* EXERCISE PROMPT:
Copy the records below exactly, omitting any pictures they contain.

* DATASET EXTRACT:
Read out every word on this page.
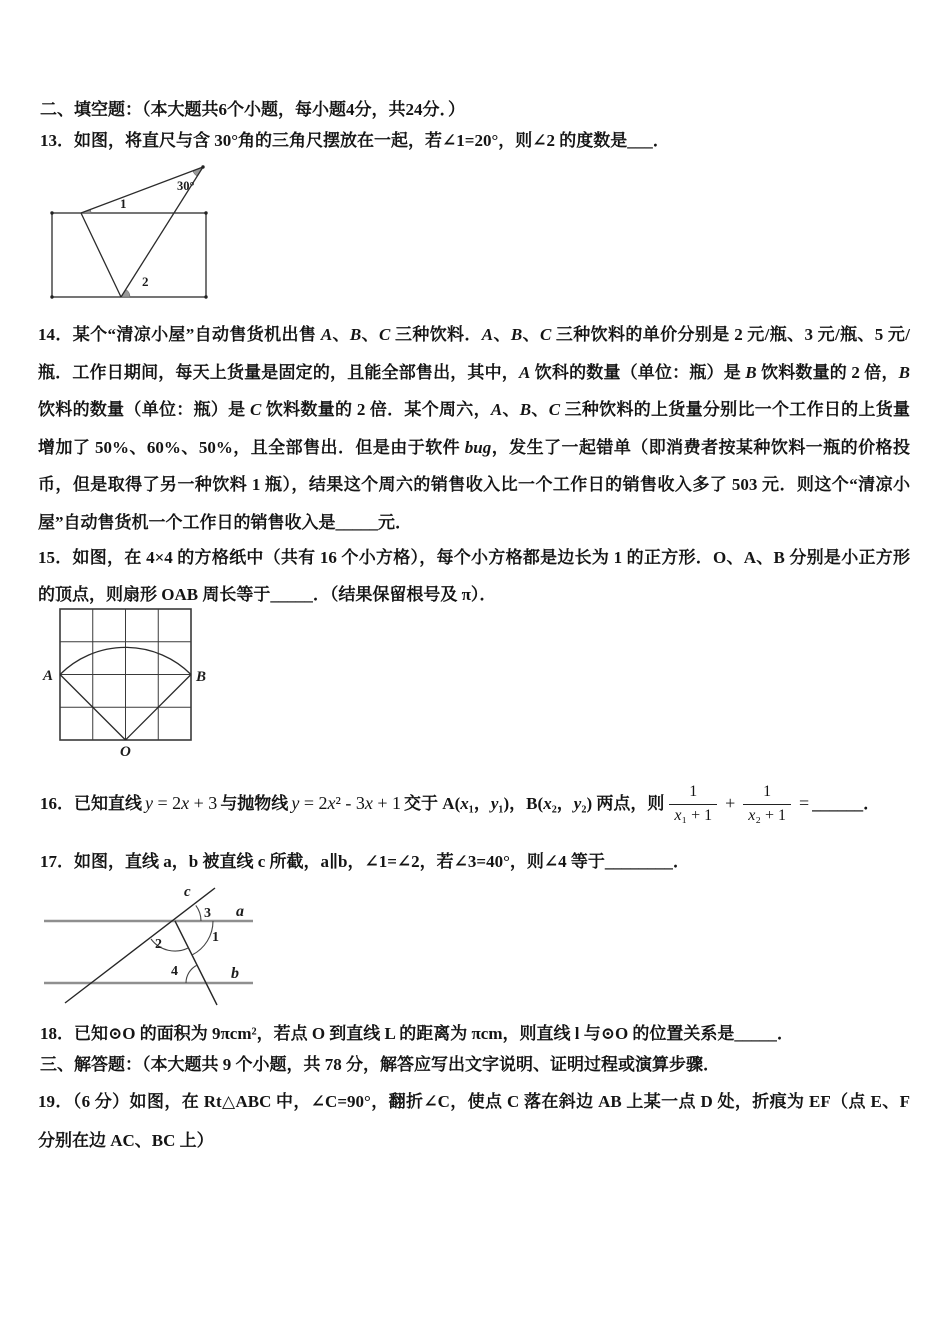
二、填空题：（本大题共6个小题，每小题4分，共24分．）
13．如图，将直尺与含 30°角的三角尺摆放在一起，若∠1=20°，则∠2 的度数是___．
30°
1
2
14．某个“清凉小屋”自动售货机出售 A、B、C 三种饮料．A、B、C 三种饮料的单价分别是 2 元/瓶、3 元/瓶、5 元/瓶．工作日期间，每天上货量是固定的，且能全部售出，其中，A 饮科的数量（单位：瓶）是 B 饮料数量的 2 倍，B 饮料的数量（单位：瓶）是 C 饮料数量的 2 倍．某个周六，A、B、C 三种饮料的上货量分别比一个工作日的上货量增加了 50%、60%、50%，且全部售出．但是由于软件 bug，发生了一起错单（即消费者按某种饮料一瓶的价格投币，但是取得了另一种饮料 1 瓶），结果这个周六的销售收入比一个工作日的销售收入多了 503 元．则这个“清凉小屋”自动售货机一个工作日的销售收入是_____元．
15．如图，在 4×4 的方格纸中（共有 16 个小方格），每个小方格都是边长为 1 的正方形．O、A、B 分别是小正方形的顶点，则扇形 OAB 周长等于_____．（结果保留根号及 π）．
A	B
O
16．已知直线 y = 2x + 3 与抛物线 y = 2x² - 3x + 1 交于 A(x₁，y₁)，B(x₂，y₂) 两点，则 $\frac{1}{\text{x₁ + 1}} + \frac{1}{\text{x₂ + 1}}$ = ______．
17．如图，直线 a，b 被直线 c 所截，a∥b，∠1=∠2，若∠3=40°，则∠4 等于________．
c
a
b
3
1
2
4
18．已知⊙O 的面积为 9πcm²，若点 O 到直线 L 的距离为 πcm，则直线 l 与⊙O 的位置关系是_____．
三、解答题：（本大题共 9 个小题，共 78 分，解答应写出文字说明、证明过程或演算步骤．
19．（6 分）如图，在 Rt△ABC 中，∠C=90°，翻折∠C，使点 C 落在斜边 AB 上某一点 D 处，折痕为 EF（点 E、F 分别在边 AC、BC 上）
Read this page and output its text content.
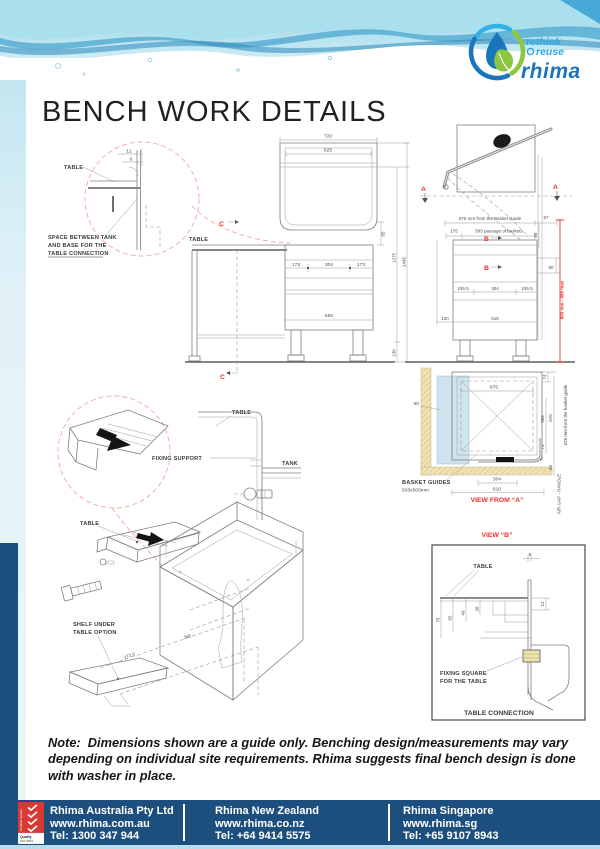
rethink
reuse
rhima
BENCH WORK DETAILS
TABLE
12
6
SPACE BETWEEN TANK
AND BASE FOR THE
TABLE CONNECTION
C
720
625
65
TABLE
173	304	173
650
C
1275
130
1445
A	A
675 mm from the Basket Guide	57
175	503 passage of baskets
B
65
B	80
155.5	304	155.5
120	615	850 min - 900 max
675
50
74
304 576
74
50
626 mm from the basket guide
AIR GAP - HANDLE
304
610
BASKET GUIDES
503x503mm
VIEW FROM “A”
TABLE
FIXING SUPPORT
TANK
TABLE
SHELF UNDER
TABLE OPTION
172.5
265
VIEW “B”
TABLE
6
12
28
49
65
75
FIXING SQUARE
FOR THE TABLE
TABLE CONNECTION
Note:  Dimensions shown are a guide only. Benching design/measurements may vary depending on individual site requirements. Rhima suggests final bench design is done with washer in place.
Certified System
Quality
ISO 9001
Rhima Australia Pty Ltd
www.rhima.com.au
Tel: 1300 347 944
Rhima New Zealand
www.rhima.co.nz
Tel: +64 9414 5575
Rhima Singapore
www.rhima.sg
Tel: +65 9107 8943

* REPLY TO THE EXERCISE:
Read out every word on this page.
二、填空题：（本大题共6个小题，每小题4分，共24分．）
13．如图，将直尺与含 30°角的三角尺摆放在一起，若∠1=20°，则∠2 的度数是___．
30°
1
2
14．某个“清凉小屋”自动售货机出售 A、B、C 三种饮料．A、B、C 三种饮料的单价分别是 2 元/瓶、3 元/瓶、5 元/瓶．工作日期间，每天上货量是固定的，且能全部售出，其中，A 饮科的数量（单位：瓶）是 B 饮料数量的 2 倍，B 饮料的数量（单位：瓶）是 C 饮料数量的 2 倍．某个周六，A、B、C 三种饮料的上货量分别比一个工作日的上货量增加了 50%、60%、50%，且全部售出．但是由于软件 bug，发生了一起错单（即消费者按某种饮料一瓶的价格投币，但是取得了另一种饮料 1 瓶），结果这个周六的销售收入比一个工作日的销售收入多了 503 元．则这个“清凉小屋”自动售货机一个工作日的销售收入是_____元．
15．如图，在 4×4 的方格纸中（共有 16 个小方格），每个小方格都是边长为 1 的正方形．O、A、B 分别是小正方形的顶点，则扇形 OAB 周长等于_____．（结果保留根号及 π）．
A	B
O
16．已知直线 y = 2x + 3 与抛物线 y = 2x² - 3x + 1 交于 A(x₁，y₁)，B(x₂，y₂) 两点，则 $\frac{1}{\text{x₁ + 1}} + \frac{1}{\text{x₂ + 1}}$ = ______．
17．如图，直线 a，b 被直线 c 所截，a∥b，∠1=∠2，若∠3=40°，则∠4 等于________．
c
a
b
3
1
2
4
18．已知⊙O 的面积为 9πcm²，若点 O 到直线 L 的距离为 πcm，则直线 l 与⊙O 的位置关系是_____．
三、解答题：（本大题共 9 个小题，共 78 分，解答应写出文字说明、证明过程或演算步骤．
19．（6 分）如图，在 Rt△ABC 中，∠C=90°，翻折∠C，使点 C 落在斜边 AB 上某一点 D 处，折痕为 EF（点 E、F 分别在边 AC、BC 上）
Read this page and output its text content.
rethink
reuse
rhima
BENCH WORK DETAILS
TABLE
12
6
SPACE BETWEEN TANK
AND BASE FOR THE
TABLE CONNECTION
C
720
625
65
TABLE
173	304	173
650
C
1275
130
1445
A	A
675 mm from the Basket Guide	57
175	503 passage of baskets
B
65
B	80
155.5	304	155.5
120	615	850 min - 900 max
675
50
74
304 576
74
50
626 mm from the basket guide
AIR GAP - HANDLE
304
610
BASKET GUIDES
503x503mm
VIEW FROM “A”
TABLE
FIXING SUPPORT
TANK
TABLE
SHELF UNDER
TABLE OPTION
172.5
265
VIEW “B”
TABLE
6
12
28
49
65
75
FIXING SQUARE
FOR THE TABLE
TABLE CONNECTION
Note:  Dimensions shown are a guide only. Benching design/measurements may vary depending on individual site requirements. Rhima suggests final bench design is done with washer in place.
Certified System
Quality
ISO 9001
Rhima Australia Pty Ltd
www.rhima.com.au
Tel: 1300 347 944
Rhima New Zealand
www.rhima.co.nz
Tel: +64 9414 5575
Rhima Singapore
www.rhima.sg
Tel: +65 9107 8943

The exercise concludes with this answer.